WHAT YOU SHOULD DO - Present every line in which the string "Netherlands" appears.

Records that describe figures
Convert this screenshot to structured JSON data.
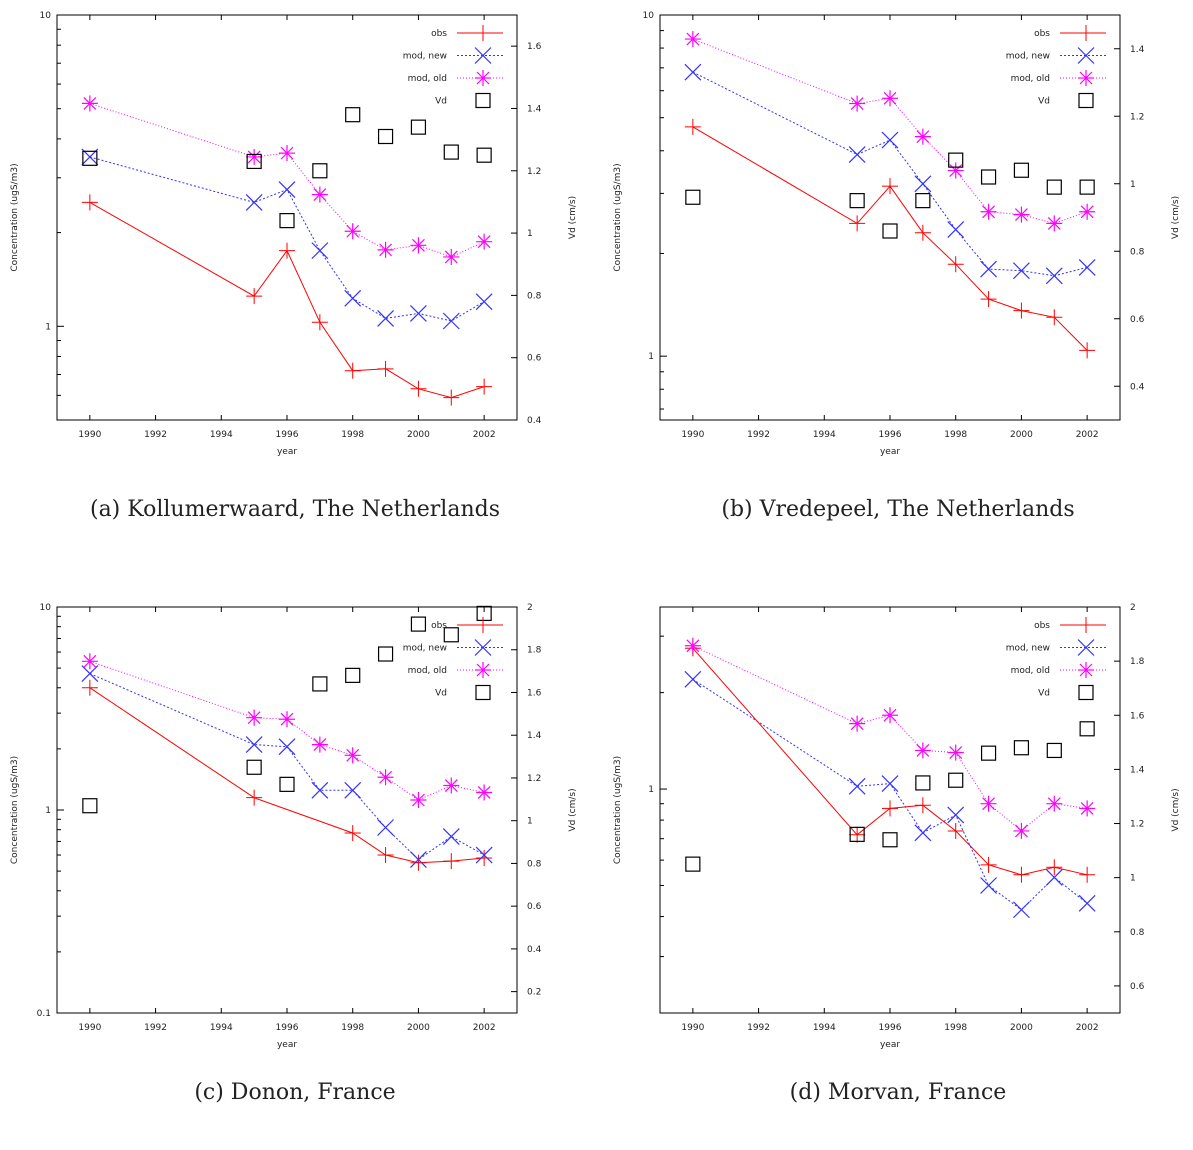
{
  "legend_labels": {
    "obs": "obs",
    "mod_new": "mod, new",
    "mod_old": "mod, old",
    "vd": "Vd"
  },
  "colors": {
    "obs": "#ff0000",
    "mod_new": "#3333ff",
    "mod_old": "#ff00ff",
    "vd": "#000000"
  },
  "chart_data": [
    {
      "type": "line",
      "caption": "(a) Kollumerwaard, The Netherlands",
      "xlabel": "year",
      "ylabel": "Concentration (ugS/m3)",
      "y2label": "Vd (cm/s)",
      "xlim": [
        1989,
        2003
      ],
      "xticks": [
        1990,
        1992,
        1994,
        1996,
        1998,
        2000,
        2002
      ],
      "ylim": [
        0.5,
        10
      ],
      "yscale": "log",
      "yticks": [
        1,
        10
      ],
      "ytick_labels": [
        "1",
        "10"
      ],
      "y2lim": [
        0.4,
        1.7
      ],
      "y2ticks": [
        0.4,
        0.6,
        0.8,
        1,
        1.2,
        1.4,
        1.6
      ],
      "y2tick_labels": [
        "0.4",
        "0.6",
        "0.8",
        "1",
        "1.2",
        "1.4",
        "1.6"
      ],
      "legend_position": "top-right",
      "series": [
        {
          "name": "obs",
          "x": [
            1990,
            1995,
            1996,
            1997,
            1998,
            1999,
            2000,
            2001,
            2002
          ],
          "values": [
            2.5,
            1.25,
            1.75,
            1.03,
            0.72,
            0.73,
            0.63,
            0.59,
            0.64
          ]
        },
        {
          "name": "mod, new",
          "x": [
            1990,
            1995,
            1996,
            1997,
            1998,
            1999,
            2000,
            2001,
            2002
          ],
          "values": [
            3.5,
            2.5,
            2.75,
            1.75,
            1.23,
            1.06,
            1.1,
            1.04,
            1.2
          ]
        },
        {
          "name": "mod, old",
          "x": [
            1990,
            1995,
            1996,
            1997,
            1998,
            1999,
            2000,
            2001,
            2002
          ],
          "values": [
            5.2,
            3.5,
            3.6,
            2.65,
            2.02,
            1.76,
            1.82,
            1.67,
            1.87
          ]
        },
        {
          "name": "Vd",
          "axis": "y2",
          "x": [
            1990,
            1995,
            1996,
            1997,
            1998,
            1999,
            2000,
            2001,
            2002
          ],
          "values": [
            1.24,
            1.23,
            1.04,
            1.2,
            1.38,
            1.31,
            1.34,
            1.26,
            1.25
          ]
        }
      ]
    },
    {
      "type": "line",
      "caption": "(b) Vredepeel, The Netherlands",
      "xlabel": "year",
      "ylabel": "Concentration (ugS/m3)",
      "y2label": "Vd (cm/s)",
      "xlim": [
        1989,
        2003
      ],
      "xticks": [
        1990,
        1992,
        1994,
        1996,
        1998,
        2000,
        2002
      ],
      "ylim": [
        0.65,
        10
      ],
      "yscale": "log",
      "yticks": [
        1,
        10
      ],
      "ytick_labels": [
        "1",
        "10"
      ],
      "y2lim": [
        0.3,
        1.5
      ],
      "y2ticks": [
        0.4,
        0.6,
        0.8,
        1,
        1.2,
        1.4
      ],
      "y2tick_labels": [
        "0.4",
        "0.6",
        "0.8",
        "1",
        "1.2",
        "1.4"
      ],
      "legend_position": "top-right",
      "series": [
        {
          "name": "obs",
          "x": [
            1990,
            1995,
            1996,
            1997,
            1998,
            1999,
            2000,
            2001,
            2002
          ],
          "values": [
            4.7,
            2.45,
            3.15,
            2.3,
            1.86,
            1.47,
            1.36,
            1.3,
            1.04
          ]
        },
        {
          "name": "mod, new",
          "x": [
            1990,
            1995,
            1996,
            1997,
            1998,
            1999,
            2000,
            2001,
            2002
          ],
          "values": [
            6.8,
            3.9,
            4.3,
            3.2,
            2.35,
            1.8,
            1.78,
            1.72,
            1.82
          ]
        },
        {
          "name": "mod, old",
          "x": [
            1990,
            1995,
            1996,
            1997,
            1998,
            1999,
            2000,
            2001,
            2002
          ],
          "values": [
            8.5,
            5.5,
            5.7,
            4.4,
            3.5,
            2.65,
            2.6,
            2.45,
            2.65
          ]
        },
        {
          "name": "Vd",
          "axis": "y2",
          "x": [
            1990,
            1995,
            1996,
            1997,
            1998,
            1999,
            2000,
            2001,
            2002
          ],
          "values": [
            0.96,
            0.95,
            0.86,
            0.95,
            1.07,
            1.02,
            1.04,
            0.99,
            0.99
          ]
        }
      ]
    },
    {
      "type": "line",
      "caption": "(c) Donon, France",
      "xlabel": "year",
      "ylabel": "Concentration (ugS/m3)",
      "y2label": "Vd (cm/s)",
      "xlim": [
        1989,
        2003
      ],
      "xticks": [
        1990,
        1992,
        1994,
        1996,
        1998,
        2000,
        2002
      ],
      "ylim": [
        0.1,
        10
      ],
      "yscale": "log",
      "yticks": [
        0.1,
        1,
        10
      ],
      "ytick_labels": [
        "0.1",
        "1",
        "10"
      ],
      "y2lim": [
        0.1,
        2
      ],
      "y2ticks": [
        0.2,
        0.4,
        0.6,
        0.8,
        1,
        1.2,
        1.4,
        1.6,
        1.8,
        2
      ],
      "y2tick_labels": [
        "0.2",
        "0.4",
        "0.6",
        "0.8",
        "1",
        "1.2",
        "1.4",
        "1.6",
        "1.8",
        "2"
      ],
      "legend_position": "top-right",
      "series": [
        {
          "name": "obs",
          "x": [
            1990,
            1995,
            1998,
            1999,
            2000,
            2001,
            2002
          ],
          "values": [
            4.0,
            1.15,
            0.77,
            0.6,
            0.55,
            0.56,
            0.58
          ]
        },
        {
          "name": "mod, new",
          "x": [
            1990,
            1995,
            1996,
            1997,
            1998,
            1999,
            2000,
            2001,
            2002
          ],
          "values": [
            4.7,
            2.1,
            2.05,
            1.25,
            1.25,
            0.82,
            0.57,
            0.74,
            0.6
          ]
        },
        {
          "name": "mod, old",
          "x": [
            1990,
            1995,
            1996,
            1997,
            1998,
            1999,
            2000,
            2001,
            2002
          ],
          "values": [
            5.4,
            2.85,
            2.8,
            2.1,
            1.86,
            1.45,
            1.12,
            1.32,
            1.22
          ]
        },
        {
          "name": "Vd",
          "axis": "y2",
          "x": [
            1990,
            1995,
            1996,
            1997,
            1998,
            1999,
            2000,
            2001,
            2002
          ],
          "values": [
            1.07,
            1.25,
            1.17,
            1.64,
            1.68,
            1.78,
            1.92,
            1.87,
            1.97
          ]
        }
      ]
    },
    {
      "type": "line",
      "caption": "(d) Morvan, France",
      "xlabel": "year",
      "ylabel": "Concentration (ugS/m3)",
      "y2label": "Vd (cm/s)",
      "xlim": [
        1989,
        2003
      ],
      "xticks": [
        1990,
        1992,
        1994,
        1996,
        1998,
        2000,
        2002
      ],
      "ylim": [
        0.2,
        3.7
      ],
      "yscale": "log",
      "yticks": [
        1
      ],
      "ytick_labels": [
        "1"
      ],
      "y2lim": [
        0.5,
        2
      ],
      "y2ticks": [
        0.6,
        0.8,
        1,
        1.2,
        1.4,
        1.6,
        1.8,
        2
      ],
      "y2tick_labels": [
        "0.6",
        "0.8",
        "1",
        "1.2",
        "1.4",
        "1.6",
        "1.8",
        "2"
      ],
      "legend_position": "top-right",
      "series": [
        {
          "name": "obs",
          "x": [
            1990,
            1995,
            1996,
            1997,
            1998,
            1999,
            2000,
            2001,
            2002
          ],
          "values": [
            2.75,
            0.72,
            0.87,
            0.89,
            0.74,
            0.58,
            0.54,
            0.57,
            0.54
          ]
        },
        {
          "name": "mod, new",
          "x": [
            1990,
            1995,
            1996,
            1997,
            1998,
            1999,
            2000,
            2001,
            2002
          ],
          "values": [
            2.2,
            1.02,
            1.04,
            0.73,
            0.83,
            0.5,
            0.42,
            0.53,
            0.44
          ]
        },
        {
          "name": "mod, old",
          "x": [
            1990,
            1995,
            1996,
            1997,
            1998,
            1999,
            2000,
            2001,
            2002
          ],
          "values": [
            2.8,
            1.6,
            1.7,
            1.32,
            1.3,
            0.9,
            0.74,
            0.9,
            0.87
          ]
        },
        {
          "name": "Vd",
          "axis": "y2",
          "x": [
            1990,
            1995,
            1996,
            1997,
            1998,
            1999,
            2000,
            2001,
            2002
          ],
          "values": [
            1.05,
            1.16,
            1.14,
            1.35,
            1.36,
            1.46,
            1.48,
            1.47,
            1.55
          ]
        }
      ]
    }
  ]
}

WRITTEN RESPONSE -
      "caption": "(a) Kollumerwaard, The Netherlands",
      "caption": "(b) Vredepeel, The Netherlands",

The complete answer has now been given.